Leave out the pictures; transcribe all else exactly.

%%

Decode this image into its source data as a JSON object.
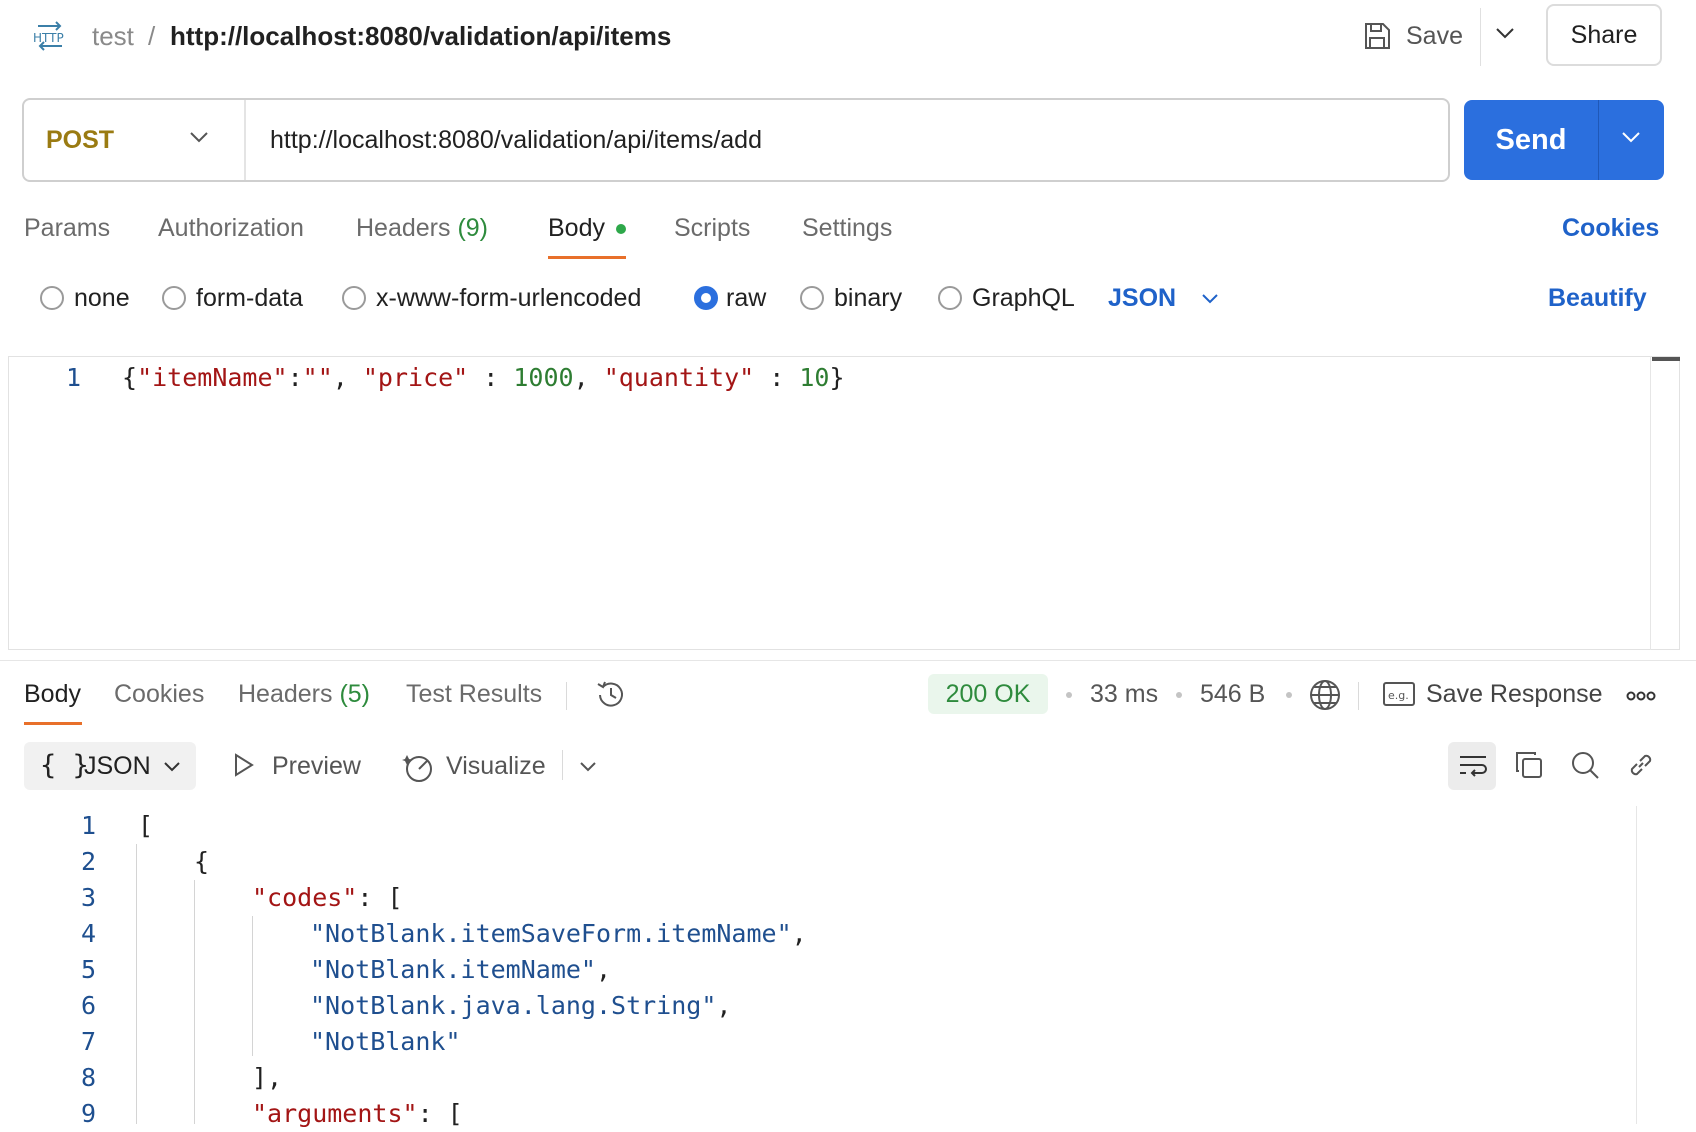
{
  "header": {
    "protocol_badge": "HTTP",
    "breadcrumb_parent": "test",
    "breadcrumb_sep": "/",
    "title": "http://localhost:8080/validation/api/items",
    "save_label": "Save",
    "share_label": "Share"
  },
  "request": {
    "method": "POST",
    "url": "http://localhost:8080/validation/api/items/add",
    "send_label": "Send"
  },
  "request_tabs": {
    "params": "Params",
    "authorization": "Authorization",
    "headers": "Headers",
    "headers_count": "(9)",
    "body": "Body",
    "scripts": "Scripts",
    "settings": "Settings",
    "cookies": "Cookies"
  },
  "body_types": {
    "none": "none",
    "form_data": "form-data",
    "urlencoded": "x-www-form-urlencoded",
    "raw": "raw",
    "binary": "binary",
    "graphql": "GraphQL",
    "selected": "raw",
    "language": "JSON",
    "beautify": "Beautify"
  },
  "request_body": {
    "line_no": "1",
    "open_brace": "{",
    "k1": "\"itemName\"",
    "colon1": ":",
    "v1": "\"\"",
    "sep1": ", ",
    "k2": "\"price\"",
    "colon2": " : ",
    "v2": "1000",
    "sep2": ", ",
    "k3": "\"quantity\"",
    "colon3": " : ",
    "v3": "10",
    "close_brace": "}"
  },
  "response_tabs": {
    "body": "Body",
    "cookies": "Cookies",
    "headers": "Headers",
    "headers_count": "(5)",
    "test_results": "Test Results"
  },
  "response_meta": {
    "status": "200 OK",
    "time": "33 ms",
    "size": "546 B",
    "save_response": "Save Response",
    "eg_badge": "e.g."
  },
  "response_toolbar": {
    "format_braces": "{ }",
    "format": "JSON",
    "preview": "Preview",
    "visualize": "Visualize"
  },
  "response_body": {
    "line_numbers": [
      "1",
      "2",
      "3",
      "4",
      "5",
      "6",
      "7",
      "8",
      "9"
    ],
    "l1": "[",
    "l2": "{",
    "l3_key": "\"codes\"",
    "l3_rest": ": [",
    "l4_str": "\"NotBlank.itemSaveForm.itemName\"",
    "l4_comma": ",",
    "l5_str": "\"NotBlank.itemName\"",
    "l5_comma": ",",
    "l6_str": "\"NotBlank.java.lang.String\"",
    "l6_comma": ",",
    "l7_str": "\"NotBlank\"",
    "l8": "],",
    "l9_key": "\"arguments\"",
    "l9_rest": ": ["
  },
  "colors": {
    "accent": "#2b6fde",
    "method": "#9a7b12",
    "tab_underline": "#e8702a",
    "status_ok": "#2e8b3d",
    "json_key": "#a31515",
    "json_number": "#2e7d32",
    "json_string": "#1f4f8f"
  }
}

%%

=== EXERCISE ANSWER ===
Decode this image into its source data as a JSON object.
{
  "header": {
    "protocol_badge": "HTTP",
    "breadcrumb_parent": "test",
    "breadcrumb_sep": "/",
    "title": "http://localhost:8080/validation/api/items",
    "save_label": "Save",
    "share_label": "Share"
  },
  "request": {
    "method": "POST",
    "url": "http://localhost:8080/validation/api/items/add",
    "send_label": "Send"
  },
  "request_tabs": {
    "params": "Params",
    "authorization": "Authorization",
    "headers": "Headers",
    "headers_count": "(9)",
    "body": "Body",
    "scripts": "Scripts",
    "settings": "Settings",
    "cookies": "Cookies"
  },
  "body_types": {
    "none": "none",
    "form_data": "form-data",
    "urlencoded": "x-www-form-urlencoded",
    "raw": "raw",
    "binary": "binary",
    "graphql": "GraphQL",
    "selected": "raw",
    "language": "JSON",
    "beautify": "Beautify"
  },
  "request_body": {
    "line_no": "1",
    "open_brace": "{",
    "k1": "\"itemName\"",
    "colon1": ":",
    "v1": "\"\"",
    "sep1": ", ",
    "k2": "\"price\"",
    "colon2": " : ",
    "v2": "1000",
    "sep2": ", ",
    "k3": "\"quantity\"",
    "colon3": " : ",
    "v3": "10",
    "close_brace": "}"
  },
  "response_tabs": {
    "body": "Body",
    "cookies": "Cookies",
    "headers": "Headers",
    "headers_count": "(5)",
    "test_results": "Test Results"
  },
  "response_meta": {
    "status": "200 OK",
    "time": "33 ms",
    "size": "546 B",
    "save_response": "Save Response",
    "eg_badge": "e.g."
  },
  "response_toolbar": {
    "format_braces": "{ }",
    "format": "JSON",
    "preview": "Preview",
    "visualize": "Visualize"
  },
  "response_body": {
    "line_numbers": [
      "1",
      "2",
      "3",
      "4",
      "5",
      "6",
      "7",
      "8",
      "9"
    ],
    "l1": "[",
    "l2": "{",
    "l3_key": "\"codes\"",
    "l3_rest": ": [",
    "l4_str": "\"NotBlank.itemSaveForm.itemName\"",
    "l4_comma": ",",
    "l5_str": "\"NotBlank.itemName\"",
    "l5_comma": ",",
    "l6_str": "\"NotBlank.java.lang.String\"",
    "l6_comma": ",",
    "l7_str": "\"NotBlank\"",
    "l8": "],",
    "l9_key": "\"arguments\"",
    "l9_rest": ": ["
  },
  "colors": {
    "accent": "#2b6fde",
    "method": "#9a7b12",
    "tab_underline": "#e8702a",
    "status_ok": "#2e8b3d",
    "json_key": "#a31515",
    "json_number": "#2e7d32",
    "json_string": "#1f4f8f"
  }
}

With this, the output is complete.